— Start of RECORDS FOR PROCESSING —

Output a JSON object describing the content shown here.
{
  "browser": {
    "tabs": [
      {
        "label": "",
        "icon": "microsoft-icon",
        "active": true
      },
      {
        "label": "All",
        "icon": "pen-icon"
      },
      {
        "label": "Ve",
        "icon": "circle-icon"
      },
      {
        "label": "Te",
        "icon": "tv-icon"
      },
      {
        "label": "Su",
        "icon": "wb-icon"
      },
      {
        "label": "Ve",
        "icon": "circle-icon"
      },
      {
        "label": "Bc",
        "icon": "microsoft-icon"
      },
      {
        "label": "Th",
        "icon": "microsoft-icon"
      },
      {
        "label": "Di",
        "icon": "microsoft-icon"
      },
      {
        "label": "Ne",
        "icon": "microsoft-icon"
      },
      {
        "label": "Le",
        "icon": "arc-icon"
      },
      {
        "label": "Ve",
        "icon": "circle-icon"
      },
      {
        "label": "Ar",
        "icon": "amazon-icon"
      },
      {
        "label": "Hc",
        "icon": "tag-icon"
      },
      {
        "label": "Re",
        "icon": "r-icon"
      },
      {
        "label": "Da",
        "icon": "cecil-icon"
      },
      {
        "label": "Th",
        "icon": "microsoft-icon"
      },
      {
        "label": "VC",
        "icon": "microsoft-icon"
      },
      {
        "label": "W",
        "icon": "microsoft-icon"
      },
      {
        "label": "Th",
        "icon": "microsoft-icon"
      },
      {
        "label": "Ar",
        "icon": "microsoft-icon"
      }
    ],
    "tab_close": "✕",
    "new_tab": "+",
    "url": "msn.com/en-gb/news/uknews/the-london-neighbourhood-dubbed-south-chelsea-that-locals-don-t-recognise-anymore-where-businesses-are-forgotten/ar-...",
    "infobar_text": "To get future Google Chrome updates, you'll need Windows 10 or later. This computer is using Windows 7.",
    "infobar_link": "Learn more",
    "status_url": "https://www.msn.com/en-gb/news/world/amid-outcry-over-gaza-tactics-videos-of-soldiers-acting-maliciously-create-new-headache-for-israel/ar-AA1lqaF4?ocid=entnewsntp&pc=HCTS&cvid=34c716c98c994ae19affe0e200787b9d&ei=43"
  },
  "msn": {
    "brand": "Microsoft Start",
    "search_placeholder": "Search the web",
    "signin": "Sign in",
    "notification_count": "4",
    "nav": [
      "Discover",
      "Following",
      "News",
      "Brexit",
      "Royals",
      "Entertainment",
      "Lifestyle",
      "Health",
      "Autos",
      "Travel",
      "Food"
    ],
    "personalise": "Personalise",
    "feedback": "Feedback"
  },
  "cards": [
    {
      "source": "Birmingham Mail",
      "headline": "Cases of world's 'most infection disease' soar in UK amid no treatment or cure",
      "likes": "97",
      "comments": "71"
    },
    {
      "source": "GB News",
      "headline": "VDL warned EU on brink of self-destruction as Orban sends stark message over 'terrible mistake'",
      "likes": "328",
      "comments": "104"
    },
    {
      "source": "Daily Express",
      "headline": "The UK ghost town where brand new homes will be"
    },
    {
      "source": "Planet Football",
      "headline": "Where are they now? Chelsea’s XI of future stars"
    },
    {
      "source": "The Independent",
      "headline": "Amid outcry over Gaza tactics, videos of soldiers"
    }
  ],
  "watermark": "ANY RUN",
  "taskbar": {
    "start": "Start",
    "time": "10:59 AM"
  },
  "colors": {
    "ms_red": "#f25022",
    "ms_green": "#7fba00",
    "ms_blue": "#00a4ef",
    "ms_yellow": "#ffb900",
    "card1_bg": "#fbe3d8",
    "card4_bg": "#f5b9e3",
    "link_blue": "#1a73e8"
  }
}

— End of RECORDS FOR PROCESSING —

YOUR GOAL: Return all of the data precisely as it appears.

RESPONSE TO THIS TASK:
Output a JSON object describing the content shown here.
{
  "browser": {
    "tabs": [
      {
        "label": "",
        "icon": "microsoft-icon",
        "active": true
      },
      {
        "label": "All",
        "icon": "pen-icon"
      },
      {
        "label": "Ve",
        "icon": "circle-icon"
      },
      {
        "label": "Te",
        "icon": "tv-icon"
      },
      {
        "label": "Su",
        "icon": "wb-icon"
      },
      {
        "label": "Ve",
        "icon": "circle-icon"
      },
      {
        "label": "Bc",
        "icon": "microsoft-icon"
      },
      {
        "label": "Th",
        "icon": "microsoft-icon"
      },
      {
        "label": "Di",
        "icon": "microsoft-icon"
      },
      {
        "label": "Ne",
        "icon": "microsoft-icon"
      },
      {
        "label": "Le",
        "icon": "arc-icon"
      },
      {
        "label": "Ve",
        "icon": "circle-icon"
      },
      {
        "label": "Ar",
        "icon": "amazon-icon"
      },
      {
        "label": "Hc",
        "icon": "tag-icon"
      },
      {
        "label": "Re",
        "icon": "r-icon"
      },
      {
        "label": "Da",
        "icon": "cecil-icon"
      },
      {
        "label": "Th",
        "icon": "microsoft-icon"
      },
      {
        "label": "VC",
        "icon": "microsoft-icon"
      },
      {
        "label": "W",
        "icon": "microsoft-icon"
      },
      {
        "label": "Th",
        "icon": "microsoft-icon"
      },
      {
        "label": "Ar",
        "icon": "microsoft-icon"
      }
    ],
    "tab_close": "✕",
    "new_tab": "+",
    "url": "msn.com/en-gb/news/uknews/the-london-neighbourhood-dubbed-south-chelsea-that-locals-don-t-recognise-anymore-where-businesses-are-forgotten/ar-...",
    "infobar_text": "To get future Google Chrome updates, you'll need Windows 10 or later. This computer is using Windows 7.",
    "infobar_link": "Learn more",
    "status_url": "https://www.msn.com/en-gb/news/world/amid-outcry-over-gaza-tactics-videos-of-soldiers-acting-maliciously-create-new-headache-for-israel/ar-AA1lqaF4?ocid=entnewsntp&pc=HCTS&cvid=34c716c98c994ae19affe0e200787b9d&ei=43"
  },
  "msn": {
    "brand": "Microsoft Start",
    "search_placeholder": "Search the web",
    "signin": "Sign in",
    "notification_count": "4",
    "nav": [
      "Discover",
      "Following",
      "News",
      "Brexit",
      "Royals",
      "Entertainment",
      "Lifestyle",
      "Health",
      "Autos",
      "Travel",
      "Food"
    ],
    "personalise": "Personalise",
    "feedback": "Feedback"
  },
  "cards": [
    {
      "source": "Birmingham Mail",
      "headline": "Cases of world's 'most infection disease' soar in UK amid no treatment or cure",
      "likes": "97",
      "comments": "71"
    },
    {
      "source": "GB News",
      "headline": "VDL warned EU on brink of self-destruction as Orban sends stark message over 'terrible mistake'",
      "likes": "328",
      "comments": "104"
    },
    {
      "source": "Daily Express",
      "headline": "The UK ghost town where brand new homes will be"
    },
    {
      "source": "Planet Football",
      "headline": "Where are they now? Chelsea’s XI of future stars"
    },
    {
      "source": "The Independent",
      "headline": "Amid outcry over Gaza tactics, videos of soldiers"
    }
  ],
  "watermark": "ANY RUN",
  "taskbar": {
    "start": "Start",
    "time": "10:59 AM"
  },
  "colors": {
    "ms_red": "#f25022",
    "ms_green": "#7fba00",
    "ms_blue": "#00a4ef",
    "ms_yellow": "#ffb900",
    "card1_bg": "#fbe3d8",
    "card4_bg": "#f5b9e3",
    "link_blue": "#1a73e8"
  }
}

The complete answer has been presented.